▶ **Text provided**:
BEGIN

Plot Everything Together

Now we can combine everything together, and using the magrittr library, we can make things a bit easier. The magrittr library passes the result of one function, using the forward-pipe operator %>%, as the first parameter to the next chained function. This removes the need to supply the plot parameter to each call.

library(magrittr)
library(scales)

# Scale the nodes to match that of the network, for better viewing
point.max = max(first.game.points, second.game.points)
first.game.scaled = scales::rescale(first.game.points,
                                    c(0,max(as.matrix(set$rotation$nodes))), c(0,point.max))
second.game.scaled = scales::rescale(second.game.points,
                                     c(0,max(as.matrix(set$rotation$nodes))), c(0,point.max))

END

▶ **Work instructions**:
a - Decide whether each statement agrees with the magrittr plotting text, answering yes or no and quoting the words of the text that settle it. (i) The forward-pipe operator passes a function's result as the last parameter of the next chained function. (ii) Chaining with the pipe means the plot parameter no longer has to be supplied to each call. (iii) The nodes are scaled to match the network for better viewing.
b - Carry the magrittr plotting text forward from its final line.

▶ **Recorded data**:
BEGIN

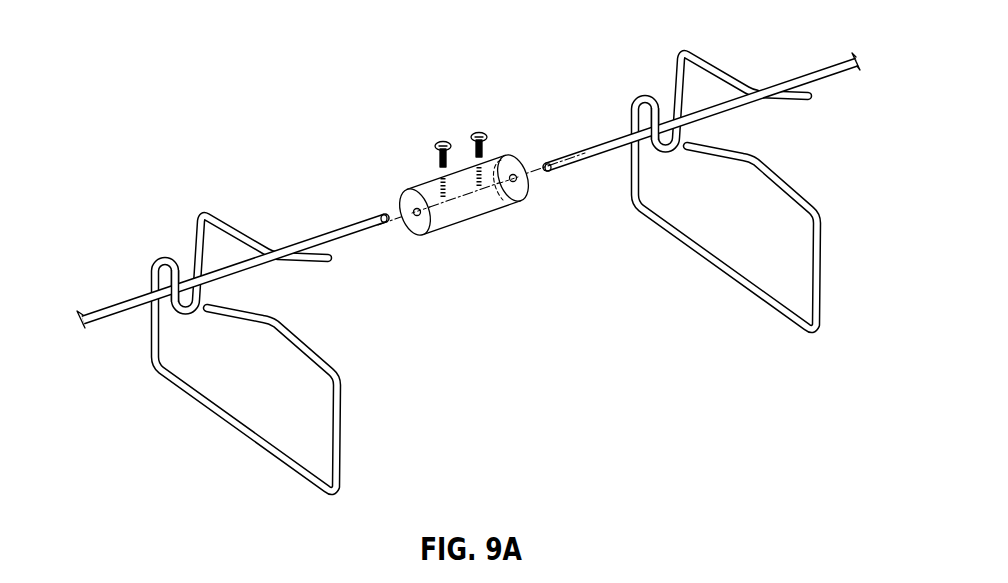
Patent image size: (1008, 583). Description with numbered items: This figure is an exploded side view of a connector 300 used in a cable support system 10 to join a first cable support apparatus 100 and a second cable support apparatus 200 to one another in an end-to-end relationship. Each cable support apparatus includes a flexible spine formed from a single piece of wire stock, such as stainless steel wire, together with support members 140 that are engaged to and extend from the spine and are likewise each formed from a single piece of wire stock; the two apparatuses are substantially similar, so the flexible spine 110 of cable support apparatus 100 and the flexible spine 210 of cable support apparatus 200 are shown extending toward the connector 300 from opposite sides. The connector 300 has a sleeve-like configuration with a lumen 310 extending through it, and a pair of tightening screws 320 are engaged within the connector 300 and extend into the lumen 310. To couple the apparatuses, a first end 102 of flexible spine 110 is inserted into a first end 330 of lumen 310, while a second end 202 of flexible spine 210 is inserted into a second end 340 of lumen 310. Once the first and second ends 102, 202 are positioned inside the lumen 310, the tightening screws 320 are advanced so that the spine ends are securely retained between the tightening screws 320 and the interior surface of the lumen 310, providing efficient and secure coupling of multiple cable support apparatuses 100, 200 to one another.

END

▶ **The answers**:
a -
(i) No: "as the first parameter to the next chained function."
(ii) Yes: "This removes the need to supply the plot parameter to each call."
(iii) Yes: "Scale the nodes to match that of the network, for better viewing"

b -
plot = ena.plot(set, title = "Plot with Units and Network", font.family = "Times") %>% 
          ena.plot.points(points = first.game.scaled, colors = c("red")) %>% 
          ena.plot.points(points = second.game.scaled, colors = c("blue")) %>% 
          ena.plot.group(point = first.game.scaled, colors =c("red"),
                         confidence.interval = "box") %>% 
          ena.plot.group(point = second.game.scaled, colors =c("blue"), 
                         confidence.interval = "box") %>%
          ena.plot.network(network = subtracted.mean)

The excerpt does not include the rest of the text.